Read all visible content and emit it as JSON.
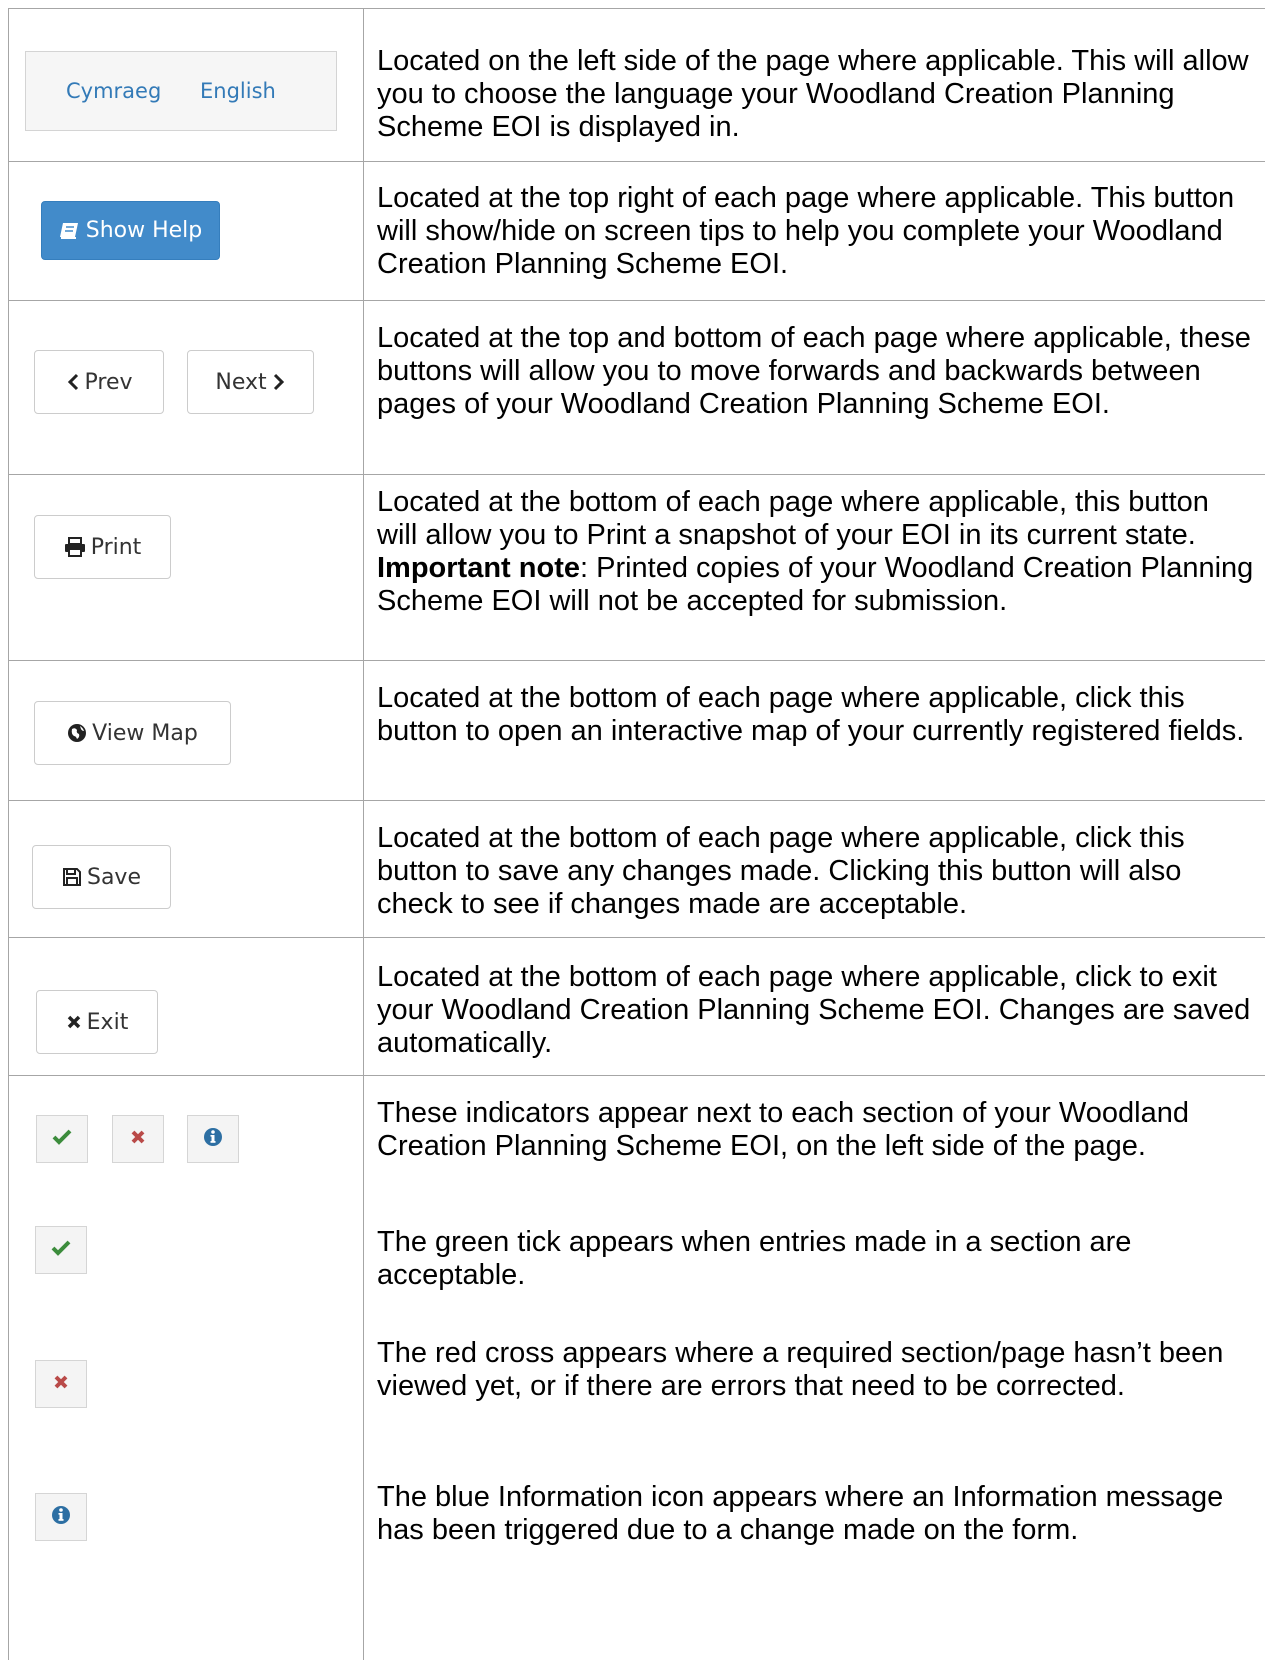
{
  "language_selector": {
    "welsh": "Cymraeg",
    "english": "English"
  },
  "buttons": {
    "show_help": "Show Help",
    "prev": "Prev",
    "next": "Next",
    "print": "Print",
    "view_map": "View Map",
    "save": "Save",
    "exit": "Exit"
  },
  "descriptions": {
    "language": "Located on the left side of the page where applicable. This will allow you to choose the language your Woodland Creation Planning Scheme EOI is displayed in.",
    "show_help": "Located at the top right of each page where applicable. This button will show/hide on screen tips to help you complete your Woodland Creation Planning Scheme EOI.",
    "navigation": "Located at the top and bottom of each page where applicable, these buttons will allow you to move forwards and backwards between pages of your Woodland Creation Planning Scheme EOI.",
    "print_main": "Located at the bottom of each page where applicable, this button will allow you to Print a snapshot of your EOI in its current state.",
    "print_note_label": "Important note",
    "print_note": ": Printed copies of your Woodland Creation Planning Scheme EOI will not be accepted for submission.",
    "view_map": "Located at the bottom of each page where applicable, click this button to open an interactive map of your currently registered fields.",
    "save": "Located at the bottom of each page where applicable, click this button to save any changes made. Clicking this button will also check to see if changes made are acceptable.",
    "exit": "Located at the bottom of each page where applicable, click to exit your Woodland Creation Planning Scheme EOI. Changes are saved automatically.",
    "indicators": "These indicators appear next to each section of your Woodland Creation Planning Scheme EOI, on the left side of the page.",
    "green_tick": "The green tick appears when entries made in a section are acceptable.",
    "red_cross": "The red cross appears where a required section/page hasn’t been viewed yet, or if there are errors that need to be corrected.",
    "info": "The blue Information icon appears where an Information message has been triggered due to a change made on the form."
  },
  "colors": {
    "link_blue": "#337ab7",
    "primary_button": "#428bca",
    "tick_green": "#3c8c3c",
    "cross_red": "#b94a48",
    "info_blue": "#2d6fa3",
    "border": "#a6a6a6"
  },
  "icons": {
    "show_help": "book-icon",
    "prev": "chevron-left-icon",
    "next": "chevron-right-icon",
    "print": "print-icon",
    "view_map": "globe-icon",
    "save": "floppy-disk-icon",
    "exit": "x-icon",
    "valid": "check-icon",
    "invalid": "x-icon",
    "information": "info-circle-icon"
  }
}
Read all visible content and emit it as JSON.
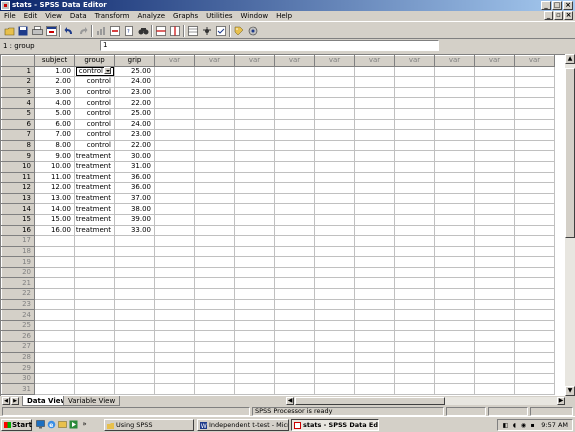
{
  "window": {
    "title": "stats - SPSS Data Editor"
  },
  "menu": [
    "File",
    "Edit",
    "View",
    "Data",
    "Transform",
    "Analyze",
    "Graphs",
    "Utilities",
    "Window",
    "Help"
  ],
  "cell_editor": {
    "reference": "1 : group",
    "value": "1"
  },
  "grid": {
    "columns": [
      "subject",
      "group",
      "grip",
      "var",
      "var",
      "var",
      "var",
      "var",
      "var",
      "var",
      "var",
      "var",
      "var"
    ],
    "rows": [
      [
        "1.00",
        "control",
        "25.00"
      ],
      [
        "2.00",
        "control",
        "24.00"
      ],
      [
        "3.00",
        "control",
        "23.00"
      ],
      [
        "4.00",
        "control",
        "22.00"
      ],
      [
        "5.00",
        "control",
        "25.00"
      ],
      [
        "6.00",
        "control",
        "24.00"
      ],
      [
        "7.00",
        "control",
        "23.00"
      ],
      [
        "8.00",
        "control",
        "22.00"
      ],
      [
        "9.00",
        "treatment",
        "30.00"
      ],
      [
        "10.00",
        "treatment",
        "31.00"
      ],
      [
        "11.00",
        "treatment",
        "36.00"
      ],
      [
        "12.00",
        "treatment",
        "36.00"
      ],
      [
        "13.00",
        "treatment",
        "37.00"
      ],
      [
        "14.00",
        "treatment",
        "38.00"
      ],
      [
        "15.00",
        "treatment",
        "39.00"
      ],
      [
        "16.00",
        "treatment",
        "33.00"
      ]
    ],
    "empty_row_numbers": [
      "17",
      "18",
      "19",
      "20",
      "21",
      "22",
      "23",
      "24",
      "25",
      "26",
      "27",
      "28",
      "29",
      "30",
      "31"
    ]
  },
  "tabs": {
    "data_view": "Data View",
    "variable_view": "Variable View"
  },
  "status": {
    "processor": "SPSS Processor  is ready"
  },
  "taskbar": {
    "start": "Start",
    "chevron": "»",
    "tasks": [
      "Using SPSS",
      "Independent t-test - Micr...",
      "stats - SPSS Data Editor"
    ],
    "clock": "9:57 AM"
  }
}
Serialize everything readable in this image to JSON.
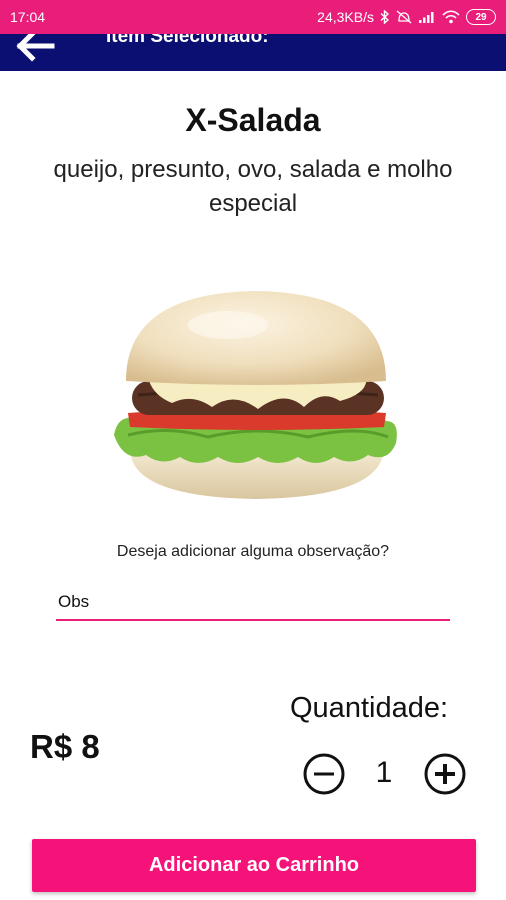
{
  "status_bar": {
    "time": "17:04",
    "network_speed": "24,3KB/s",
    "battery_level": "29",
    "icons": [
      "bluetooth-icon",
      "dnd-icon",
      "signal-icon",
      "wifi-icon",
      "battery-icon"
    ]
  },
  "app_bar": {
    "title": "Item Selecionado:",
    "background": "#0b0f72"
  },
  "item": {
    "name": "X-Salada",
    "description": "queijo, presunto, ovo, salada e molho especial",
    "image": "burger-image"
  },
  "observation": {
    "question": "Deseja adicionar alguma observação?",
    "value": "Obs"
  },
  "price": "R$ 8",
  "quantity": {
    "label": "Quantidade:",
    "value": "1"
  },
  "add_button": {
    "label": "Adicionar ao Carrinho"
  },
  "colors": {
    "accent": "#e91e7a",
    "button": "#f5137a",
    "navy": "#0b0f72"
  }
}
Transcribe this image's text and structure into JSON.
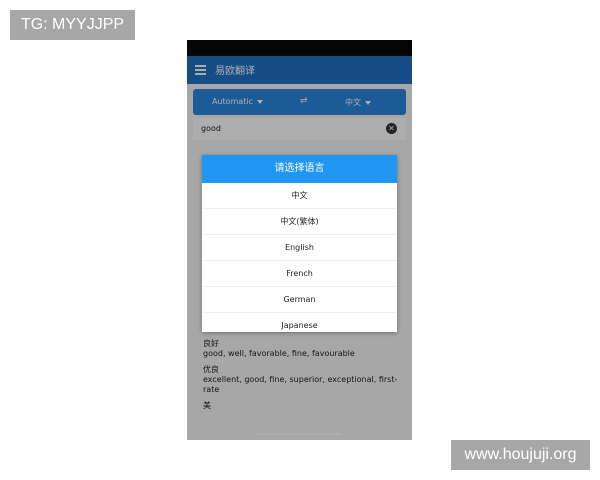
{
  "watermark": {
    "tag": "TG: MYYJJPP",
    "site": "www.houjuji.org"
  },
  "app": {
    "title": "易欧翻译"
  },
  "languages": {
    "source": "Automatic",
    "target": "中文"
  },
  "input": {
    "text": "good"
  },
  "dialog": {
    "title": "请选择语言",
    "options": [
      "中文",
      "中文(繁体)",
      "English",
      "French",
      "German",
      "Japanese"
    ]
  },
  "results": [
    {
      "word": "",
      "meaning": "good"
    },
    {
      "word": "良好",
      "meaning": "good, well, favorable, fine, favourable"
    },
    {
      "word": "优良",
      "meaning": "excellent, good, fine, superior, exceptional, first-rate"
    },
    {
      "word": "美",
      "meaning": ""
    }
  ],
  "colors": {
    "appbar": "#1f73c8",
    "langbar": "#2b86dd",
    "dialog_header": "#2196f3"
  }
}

------------------------------------------------------------

- **Exercise objective**
Exactly reproduce each record, leaving out any pictures.

- **Solved problem**
Read all visible content and emit it as JSON.
{
  "language_selector": {
    "welsh": "Cymraeg",
    "english": "English"
  },
  "buttons": {
    "show_help": "Show Help",
    "prev": "Prev",
    "next": "Next",
    "print": "Print",
    "view_map": "View Map",
    "save": "Save",
    "exit": "Exit"
  },
  "descriptions": {
    "language": "Located on the left side of the page where applicable. This will allow you to choose the language your Woodland Creation Planning Scheme EOI is displayed in.",
    "show_help": "Located at the top right of each page where applicable. This button will show/hide on screen tips to help you complete your Woodland Creation Planning Scheme EOI.",
    "navigation": "Located at the top and bottom of each page where applicable, these buttons will allow you to move forwards and backwards between pages of your Woodland Creation Planning Scheme EOI.",
    "print_main": "Located at the bottom of each page where applicable, this button will allow you to Print a snapshot of your EOI in its current state.",
    "print_note_label": "Important note",
    "print_note": ": Printed copies of your Woodland Creation Planning Scheme EOI will not be accepted for submission.",
    "view_map": "Located at the bottom of each page where applicable, click this button to open an interactive map of your currently registered fields.",
    "save": "Located at the bottom of each page where applicable, click this button to save any changes made. Clicking this button will also check to see if changes made are acceptable.",
    "exit": "Located at the bottom of each page where applicable, click to exit your Woodland Creation Planning Scheme EOI. Changes are saved automatically.",
    "indicators": "These indicators appear next to each section of your Woodland Creation Planning Scheme EOI, on the left side of the page.",
    "green_tick": "The green tick appears when entries made in a section are acceptable.",
    "red_cross": "The red cross appears where a required section/page hasn’t been viewed yet, or if there are errors that need to be corrected.",
    "info": "The blue Information icon appears where an Information message has been triggered due to a change made on the form."
  },
  "colors": {
    "link_blue": "#337ab7",
    "primary_button": "#428bca",
    "tick_green": "#3c8c3c",
    "cross_red": "#b94a48",
    "info_blue": "#2d6fa3",
    "border": "#a6a6a6"
  },
  "icons": {
    "show_help": "book-icon",
    "prev": "chevron-left-icon",
    "next": "chevron-right-icon",
    "print": "print-icon",
    "view_map": "globe-icon",
    "save": "floppy-disk-icon",
    "exit": "x-icon",
    "valid": "check-icon",
    "invalid": "x-icon",
    "information": "info-circle-icon"
  }
}
Read all visible content and emit it as JSON.
{
  "window": {
    "title": "stats - SPSS Data Editor"
  },
  "menu": [
    "File",
    "Edit",
    "View",
    "Data",
    "Transform",
    "Analyze",
    "Graphs",
    "Utilities",
    "Window",
    "Help"
  ],
  "cell_editor": {
    "reference": "1 : group",
    "value": "1"
  },
  "grid": {
    "columns": [
      "subject",
      "group",
      "grip",
      "var",
      "var",
      "var",
      "var",
      "var",
      "var",
      "var",
      "var",
      "var",
      "var"
    ],
    "rows": [
      [
        "1.00",
        "control",
        "25.00"
      ],
      [
        "2.00",
        "control",
        "24.00"
      ],
      [
        "3.00",
        "control",
        "23.00"
      ],
      [
        "4.00",
        "control",
        "22.00"
      ],
      [
        "5.00",
        "control",
        "25.00"
      ],
      [
        "6.00",
        "control",
        "24.00"
      ],
      [
        "7.00",
        "control",
        "23.00"
      ],
      [
        "8.00",
        "control",
        "22.00"
      ],
      [
        "9.00",
        "treatment",
        "30.00"
      ],
      [
        "10.00",
        "treatment",
        "31.00"
      ],
      [
        "11.00",
        "treatment",
        "36.00"
      ],
      [
        "12.00",
        "treatment",
        "36.00"
      ],
      [
        "13.00",
        "treatment",
        "37.00"
      ],
      [
        "14.00",
        "treatment",
        "38.00"
      ],
      [
        "15.00",
        "treatment",
        "39.00"
      ],
      [
        "16.00",
        "treatment",
        "33.00"
      ]
    ],
    "empty_row_numbers": [
      "17",
      "18",
      "19",
      "20",
      "21",
      "22",
      "23",
      "24",
      "25",
      "26",
      "27",
      "28",
      "29",
      "30",
      "31"
    ]
  },
  "tabs": {
    "data_view": "Data View",
    "variable_view": "Variable View"
  },
  "status": {
    "processor": "SPSS Processor  is ready"
  },
  "taskbar": {
    "start": "Start",
    "chevron": "»",
    "tasks": [
      "Using SPSS",
      "Independent t-test - Micr...",
      "stats - SPSS Data Editor"
    ],
    "clock": "9:57 AM"
  }
}
Serialize everything readable in this image to JSON.
{
  "status_bar": {
    "time": "17:04",
    "network_speed": "24,3KB/s",
    "battery_level": "29",
    "icons": [
      "bluetooth-icon",
      "dnd-icon",
      "signal-icon",
      "wifi-icon",
      "battery-icon"
    ]
  },
  "app_bar": {
    "title": "Item Selecionado:",
    "background": "#0b0f72"
  },
  "item": {
    "name": "X-Salada",
    "description": "queijo, presunto, ovo, salada e molho especial",
    "image": "burger-image"
  },
  "observation": {
    "question": "Deseja adicionar alguma observação?",
    "value": "Obs"
  },
  "price": "R$ 8",
  "quantity": {
    "label": "Quantidade:",
    "value": "1"
  },
  "add_button": {
    "label": "Adicionar ao Carrinho"
  },
  "colors": {
    "accent": "#e91e7a",
    "button": "#f5137a",
    "navy": "#0b0f72"
  }
}
Transcribe this image's text and structure into JSON.
{
  "watermark": {
    "tag": "TG: MYYJJPP",
    "site": "www.houjuji.org"
  },
  "app": {
    "title": "易欧翻译"
  },
  "languages": {
    "source": "Automatic",
    "target": "中文"
  },
  "input": {
    "text": "good"
  },
  "dialog": {
    "title": "请选择语言",
    "options": [
      "中文",
      "中文(繁体)",
      "English",
      "French",
      "German",
      "Japanese"
    ]
  },
  "results": [
    {
      "word": "",
      "meaning": "good"
    },
    {
      "word": "良好",
      "meaning": "good, well, favorable, fine, favourable"
    },
    {
      "word": "优良",
      "meaning": "excellent, good, fine, superior, exceptional, first-rate"
    },
    {
      "word": "美",
      "meaning": ""
    }
  ],
  "colors": {
    "appbar": "#1f73c8",
    "langbar": "#2b86dd",
    "dialog_header": "#2196f3"
  }
}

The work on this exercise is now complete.